Written problem —
Beneath this task is a listing; retype all of it exactly.

Extracted information —

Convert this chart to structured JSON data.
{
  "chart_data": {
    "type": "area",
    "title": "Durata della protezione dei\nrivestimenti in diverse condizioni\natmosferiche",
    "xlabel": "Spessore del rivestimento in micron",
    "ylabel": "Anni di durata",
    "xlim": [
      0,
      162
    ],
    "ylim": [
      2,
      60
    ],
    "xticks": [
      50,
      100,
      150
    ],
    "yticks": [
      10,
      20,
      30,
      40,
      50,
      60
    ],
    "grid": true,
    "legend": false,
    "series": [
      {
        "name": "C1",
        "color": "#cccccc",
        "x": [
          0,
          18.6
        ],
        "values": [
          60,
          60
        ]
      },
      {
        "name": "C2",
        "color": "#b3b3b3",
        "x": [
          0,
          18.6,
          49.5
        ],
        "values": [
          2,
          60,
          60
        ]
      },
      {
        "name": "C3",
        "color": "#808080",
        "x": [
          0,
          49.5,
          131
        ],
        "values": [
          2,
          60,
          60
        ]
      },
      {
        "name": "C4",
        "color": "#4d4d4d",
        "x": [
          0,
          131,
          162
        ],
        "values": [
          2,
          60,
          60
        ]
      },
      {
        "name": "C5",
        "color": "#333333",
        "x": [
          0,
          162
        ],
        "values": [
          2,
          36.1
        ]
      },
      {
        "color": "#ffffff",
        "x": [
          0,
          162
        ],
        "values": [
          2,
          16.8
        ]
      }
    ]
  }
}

Exercise output —
Convert this chart to structured JSON data.
{
  "chart_data": {
    "type": "area",
    "title": "Durata della protezione dei\nrivestimenti in diverse condizioni\natmosferiche",
    "xlabel": "Spessore del rivestimento in micron",
    "ylabel": "Anni di durata",
    "xlim": [
      0,
      162
    ],
    "ylim": [
      2,
      60
    ],
    "xticks": [
      50,
      100,
      150
    ],
    "yticks": [
      10,
      20,
      30,
      40,
      50,
      60
    ],
    "grid": true,
    "legend": false,
    "series": [
      {
        "name": "C1",
        "color": "#cccccc",
        "x": [
          0,
          18.6
        ],
        "values": [
          60,
          60
        ]
      },
      {
        "name": "C2",
        "color": "#b3b3b3",
        "x": [
          0,
          18.6,
          49.5
        ],
        "values": [
          2,
          60,
          60
        ]
      },
      {
        "name": "C3",
        "color": "#808080",
        "x": [
          0,
          49.5,
          131
        ],
        "values": [
          2,
          60,
          60
        ]
      },
      {
        "name": "C4",
        "color": "#4d4d4d",
        "x": [
          0,
          131,
          162
        ],
        "values": [
          2,
          60,
          60
        ]
      },
      {
        "name": "C5",
        "color": "#333333",
        "x": [
          0,
          162
        ],
        "values": [
          2,
          36.1
        ]
      },
      {
        "color": "#ffffff",
        "x": [
          0,
          162
        ],
        "values": [
          2,
          16.8
        ]
      }
    ]
  }
}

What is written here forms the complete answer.